## begin Quoted passage
Jeff, any news about other car clubs competitors ? has lists been released ? any strong contenders ?


----------



## [email protected] (May 16, 2003)

Blog


----------



## Ludders (Feb 6, 2004)

This is going to be a really tough year and that's a promise. The other teams taking part are very strong indeed. This is going to be a great competition and one to remember for many years!

There is going to be a lot of arse kicking so just make sure it's not ours!!

The Scooby Team. (who list their strengths)
## end Quoted passage
## begin Supplied material
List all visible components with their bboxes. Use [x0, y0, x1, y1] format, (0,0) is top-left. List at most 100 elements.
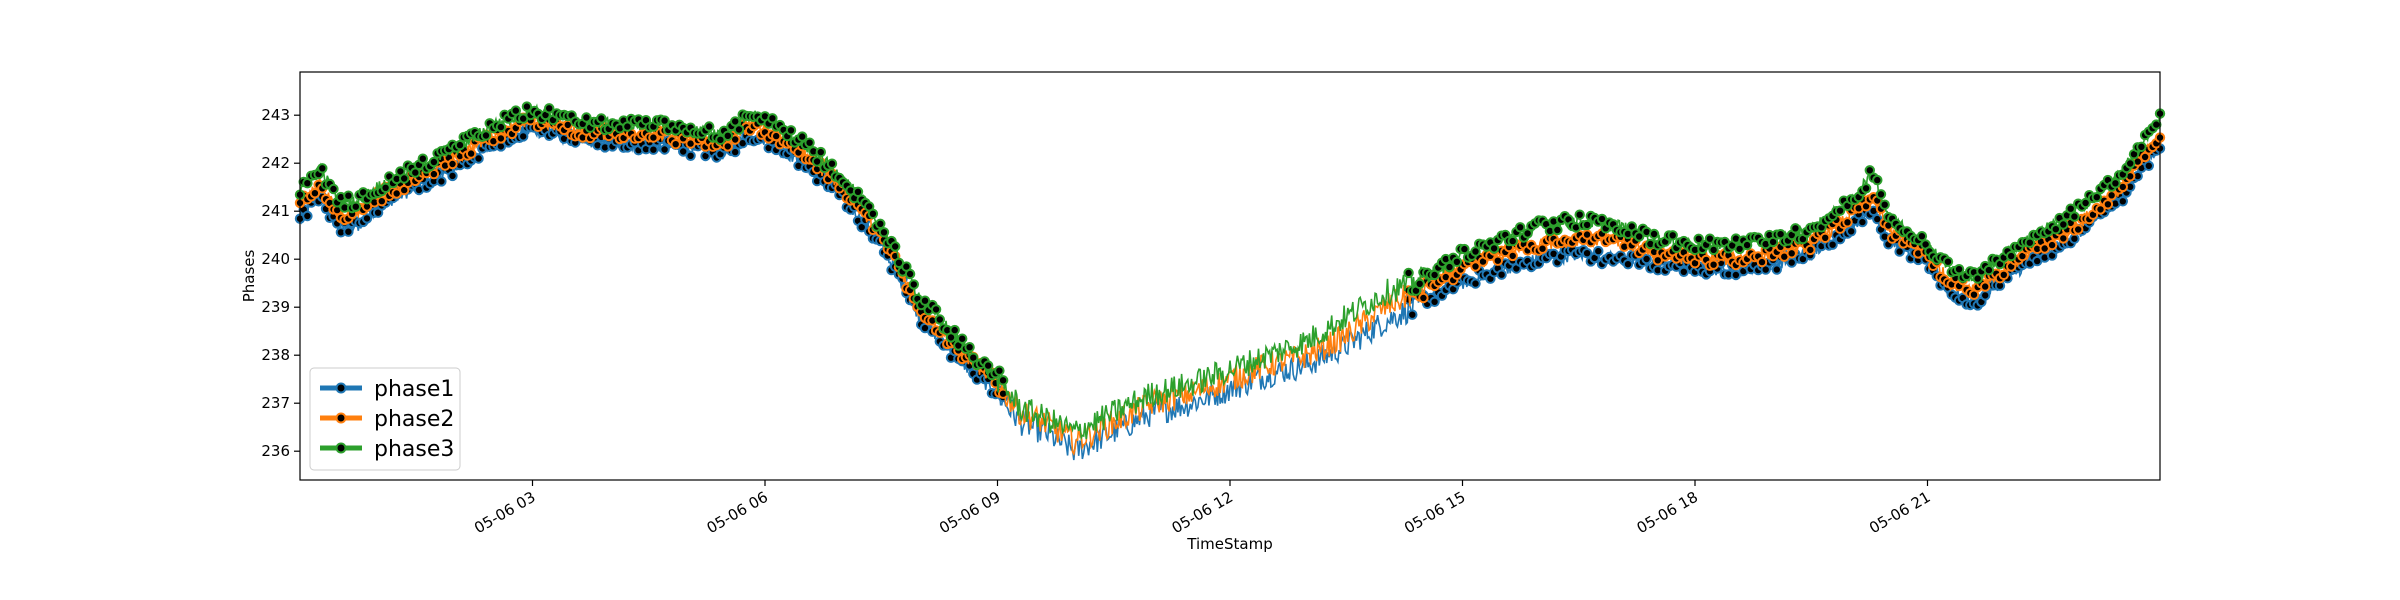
## end Supplied material
◆ Stated task 1
In the forum thread, how does Ludders describe the other teams taking part?
◆ Stated task 2
List every question asked in the opening post of the forum thread.
◆ Stated task 3
Write out everything in the forum thread from "## Ludders (Feb" down to "list their strengths)".
Use only the forum thread.

◆ Complete output 1
As very strong indeed.

◆ Complete output 2
- any news about other car clubs competitors?
- has lists been released?
- any strong contenders?

◆ Complete output 3
## Ludders (Feb 6, 2004)

This is going to be a really tough year and that's a promise. The other teams taking part are very strong indeed. This is going to be a great competition and one to remember for many years!

There is going to be a lot of arse kicking so just make sure it's not ours!!

The Scooby Team. (who list their strengths)